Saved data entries
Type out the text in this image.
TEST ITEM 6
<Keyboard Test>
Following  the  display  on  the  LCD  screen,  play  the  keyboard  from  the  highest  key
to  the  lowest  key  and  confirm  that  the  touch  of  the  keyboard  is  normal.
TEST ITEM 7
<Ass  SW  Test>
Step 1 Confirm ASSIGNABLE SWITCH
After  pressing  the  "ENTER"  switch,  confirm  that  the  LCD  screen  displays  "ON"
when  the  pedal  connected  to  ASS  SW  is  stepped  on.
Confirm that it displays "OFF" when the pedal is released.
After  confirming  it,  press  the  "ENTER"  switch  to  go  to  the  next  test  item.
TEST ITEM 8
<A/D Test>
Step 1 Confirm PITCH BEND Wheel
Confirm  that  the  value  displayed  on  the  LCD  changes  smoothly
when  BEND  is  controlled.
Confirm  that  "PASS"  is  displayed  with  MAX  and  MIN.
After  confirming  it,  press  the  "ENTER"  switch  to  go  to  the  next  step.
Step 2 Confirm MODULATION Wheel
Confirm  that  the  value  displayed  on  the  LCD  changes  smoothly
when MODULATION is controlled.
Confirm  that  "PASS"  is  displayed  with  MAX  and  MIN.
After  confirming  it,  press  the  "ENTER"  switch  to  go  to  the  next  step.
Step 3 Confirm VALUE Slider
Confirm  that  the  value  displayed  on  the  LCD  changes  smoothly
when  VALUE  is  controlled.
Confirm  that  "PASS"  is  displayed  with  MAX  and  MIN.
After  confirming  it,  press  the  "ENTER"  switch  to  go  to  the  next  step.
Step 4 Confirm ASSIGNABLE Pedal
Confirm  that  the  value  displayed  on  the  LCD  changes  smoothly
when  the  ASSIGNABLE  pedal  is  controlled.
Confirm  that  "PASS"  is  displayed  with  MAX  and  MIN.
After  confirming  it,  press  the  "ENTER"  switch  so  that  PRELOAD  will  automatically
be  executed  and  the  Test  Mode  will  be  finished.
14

EXERCISE DETAILS | Check each line of the records above for the string "MODULATION", and report every line that has it.

ANSWER TO THE TASK |
Step 2 Confirm MODULATION Wheel
when MODULATION is controlled.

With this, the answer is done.